Stored entries
▼
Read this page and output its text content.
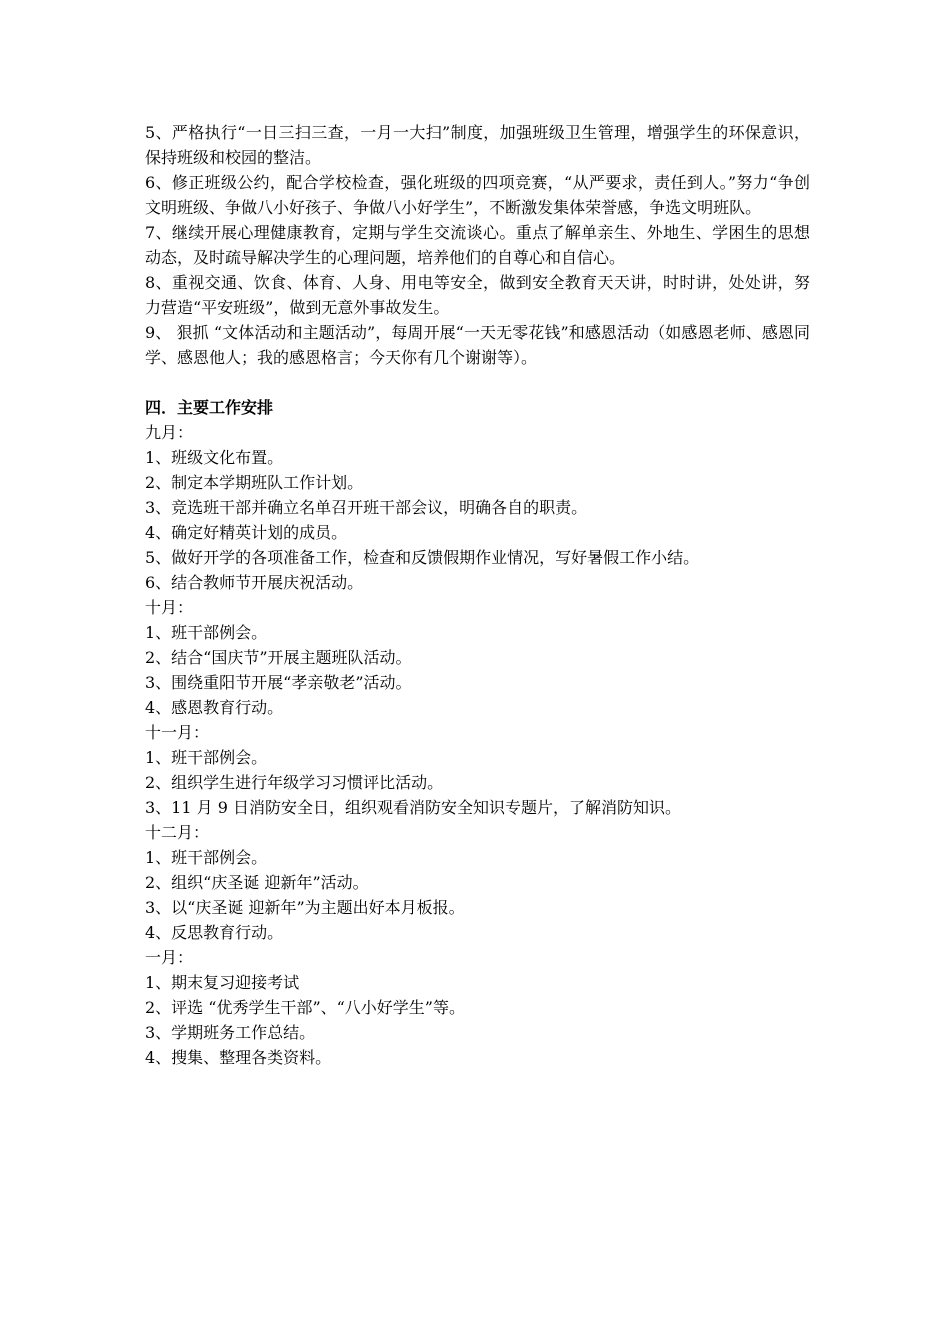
5、严格执行“一日三扫三查，一月一大扫”制度，加强班级卫生管理，增强学生的环保意识，保持班级和校园的整洁。

6、修正班级公约，配合学校检查，强化班级的四项竞赛，“从严要求，责任到人。”努力“争创文明班级、争做八小好孩子、争做八小好学生”，不断激发集体荣誉感，争选文明班队。

7、继续开展心理健康教育，定期与学生交流谈心。重点了解单亲生、外地生、学困生的思想动态，及时疏导解决学生的心理问题，培养他们的自尊心和自信心。

8、重视交通、饮食、体育、人身、用电等安全，做到安全教育天天讲，时时讲，处处讲，努力营造“平安班级”，做到无意外事故发生。

9、 狠抓 “文体活动和主题活动”，每周开展“一天无零花钱”和感恩活动（如感恩老师、感恩同学、感恩他人；我的感恩格言；今天你有几个谢谢等）。

四．主要工作安排

九月：

1、班级文化布置。

2、制定本学期班队工作计划。

3、竞选班干部并确立名单召开班干部会议，明确各自的职责。

4、确定好精英计划的成员。

5、做好开学的各项准备工作，检查和反馈假期作业情况，写好暑假工作小结。

6、结合教师节开展庆祝活动。

十月：

1、班干部例会。

2、结合“国庆节”开展主题班队活动。

3、围绕重阳节开展“孝亲敬老”活动。

4、感恩教育行动。

十一月：

1、班干部例会。

2、组织学生进行年级学习习惯评比活动。

3、11 月 9 日消防安全日，组织观看消防安全知识专题片，了解消防知识。

十二月：

1、班干部例会。

2、组织“庆圣诞 迎新年”活动。

3、以“庆圣诞 迎新年”为主题出好本月板报。

4、反思教育行动。

一月：

1、期末复习迎接考试

2、评选 “优秀学生干部”、“八小好学生”等。

3、学期班务工作总结。

4、搜集、整理各类资料。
▲
* **WHAT THIS TASK INVOLVES**
Transcribe the records above exactly, leaving out every picture.

* **CORRECT RESPONSE**
Read this page and output its text content.
5、严格执行“一日三扫三查，一月一大扫”制度，加强班级卫生管理，增强学生的环保意识，保持班级和校园的整洁。

6、修正班级公约，配合学校检查，强化班级的四项竞赛，“从严要求，责任到人。”努力“争创文明班级、争做八小好孩子、争做八小好学生”，不断激发集体荣誉感，争选文明班队。

7、继续开展心理健康教育，定期与学生交流谈心。重点了解单亲生、外地生、学困生的思想动态，及时疏导解决学生的心理问题，培养他们的自尊心和自信心。

8、重视交通、饮食、体育、人身、用电等安全，做到安全教育天天讲，时时讲，处处讲，努力营造“平安班级”，做到无意外事故发生。

9、 狠抓 “文体活动和主题活动”，每周开展“一天无零花钱”和感恩活动（如感恩老师、感恩同学、感恩他人；我的感恩格言；今天你有几个谢谢等）。

四．主要工作安排

九月：

1、班级文化布置。

2、制定本学期班队工作计划。

3、竞选班干部并确立名单召开班干部会议，明确各自的职责。

4、确定好精英计划的成员。

5、做好开学的各项准备工作，检查和反馈假期作业情况，写好暑假工作小结。

6、结合教师节开展庆祝活动。

十月：

1、班干部例会。

2、结合“国庆节”开展主题班队活动。

3、围绕重阳节开展“孝亲敬老”活动。

4、感恩教育行动。

十一月：

1、班干部例会。

2、组织学生进行年级学习习惯评比活动。

3、11 月 9 日消防安全日，组织观看消防安全知识专题片，了解消防知识。

十二月：

1、班干部例会。

2、组织“庆圣诞 迎新年”活动。

3、以“庆圣诞 迎新年”为主题出好本月板报。

4、反思教育行动。

一月：

1、期末复习迎接考试

2、评选 “优秀学生干部”、“八小好学生”等。

3、学期班务工作总结。

4、搜集、整理各类资料。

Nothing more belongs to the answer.